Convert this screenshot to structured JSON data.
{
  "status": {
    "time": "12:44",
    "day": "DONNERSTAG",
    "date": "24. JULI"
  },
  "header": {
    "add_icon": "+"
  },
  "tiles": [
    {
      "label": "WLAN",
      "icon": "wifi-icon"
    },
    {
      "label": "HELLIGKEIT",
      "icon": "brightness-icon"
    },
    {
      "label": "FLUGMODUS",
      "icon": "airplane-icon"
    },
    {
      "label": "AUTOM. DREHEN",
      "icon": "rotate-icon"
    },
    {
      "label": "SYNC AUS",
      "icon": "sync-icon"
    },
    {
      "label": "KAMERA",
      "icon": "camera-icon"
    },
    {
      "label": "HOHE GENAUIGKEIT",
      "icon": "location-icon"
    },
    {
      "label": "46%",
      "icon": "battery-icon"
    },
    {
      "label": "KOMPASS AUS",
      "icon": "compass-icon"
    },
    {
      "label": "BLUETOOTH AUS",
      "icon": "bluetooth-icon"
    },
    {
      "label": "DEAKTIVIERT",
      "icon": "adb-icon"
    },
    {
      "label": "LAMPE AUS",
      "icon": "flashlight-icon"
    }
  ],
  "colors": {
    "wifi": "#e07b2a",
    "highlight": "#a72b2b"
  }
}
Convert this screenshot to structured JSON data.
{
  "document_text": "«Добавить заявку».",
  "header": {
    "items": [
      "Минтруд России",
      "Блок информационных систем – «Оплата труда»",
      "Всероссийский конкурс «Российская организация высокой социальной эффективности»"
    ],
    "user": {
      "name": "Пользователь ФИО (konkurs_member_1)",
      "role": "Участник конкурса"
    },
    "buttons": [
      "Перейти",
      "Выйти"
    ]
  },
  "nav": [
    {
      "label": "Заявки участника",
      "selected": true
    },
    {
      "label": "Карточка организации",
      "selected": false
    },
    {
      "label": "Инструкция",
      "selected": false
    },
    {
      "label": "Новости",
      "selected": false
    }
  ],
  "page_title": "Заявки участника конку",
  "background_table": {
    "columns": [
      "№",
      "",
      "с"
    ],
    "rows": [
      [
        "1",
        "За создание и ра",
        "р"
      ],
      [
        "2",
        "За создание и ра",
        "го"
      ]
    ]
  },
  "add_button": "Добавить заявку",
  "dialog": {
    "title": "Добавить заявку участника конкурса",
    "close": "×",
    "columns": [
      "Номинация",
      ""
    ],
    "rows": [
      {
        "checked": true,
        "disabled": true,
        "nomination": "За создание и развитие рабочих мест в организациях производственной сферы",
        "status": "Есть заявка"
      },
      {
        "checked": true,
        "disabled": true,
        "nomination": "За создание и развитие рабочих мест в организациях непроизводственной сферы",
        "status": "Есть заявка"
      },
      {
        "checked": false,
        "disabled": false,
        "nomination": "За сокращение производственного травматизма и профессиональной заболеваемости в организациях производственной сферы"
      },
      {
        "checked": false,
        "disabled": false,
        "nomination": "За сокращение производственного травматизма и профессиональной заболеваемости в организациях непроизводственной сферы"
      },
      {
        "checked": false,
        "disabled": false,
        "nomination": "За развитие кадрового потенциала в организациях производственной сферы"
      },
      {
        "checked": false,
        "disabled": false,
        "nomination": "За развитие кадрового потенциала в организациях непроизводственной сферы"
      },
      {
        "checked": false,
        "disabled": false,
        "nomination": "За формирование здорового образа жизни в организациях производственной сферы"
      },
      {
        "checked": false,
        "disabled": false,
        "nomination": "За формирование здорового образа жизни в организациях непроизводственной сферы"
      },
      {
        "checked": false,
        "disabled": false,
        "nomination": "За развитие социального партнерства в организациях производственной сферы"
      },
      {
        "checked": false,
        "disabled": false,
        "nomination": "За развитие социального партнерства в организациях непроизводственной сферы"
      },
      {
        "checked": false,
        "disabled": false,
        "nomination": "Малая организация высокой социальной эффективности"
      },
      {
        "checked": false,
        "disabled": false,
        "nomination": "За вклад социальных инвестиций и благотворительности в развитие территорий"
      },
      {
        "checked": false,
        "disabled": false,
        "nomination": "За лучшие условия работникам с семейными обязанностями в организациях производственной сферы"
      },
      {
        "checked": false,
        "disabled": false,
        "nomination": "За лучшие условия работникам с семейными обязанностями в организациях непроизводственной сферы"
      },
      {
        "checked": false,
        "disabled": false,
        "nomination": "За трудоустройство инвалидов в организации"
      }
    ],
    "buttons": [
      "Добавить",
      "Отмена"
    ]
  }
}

▬▬▬

#### [Task directions]
Read the lines above. Gather those in which the string "травматизма" is found.

#### [Answer to this problem]
        "nomination": "За сокращение производственного травматизма и профессиональной заболеваемости в организациях производственной сферы"
        "nomination": "За сокращение производственного травматизма и профессиональной заболеваемости в организациях непроизводственной сферы"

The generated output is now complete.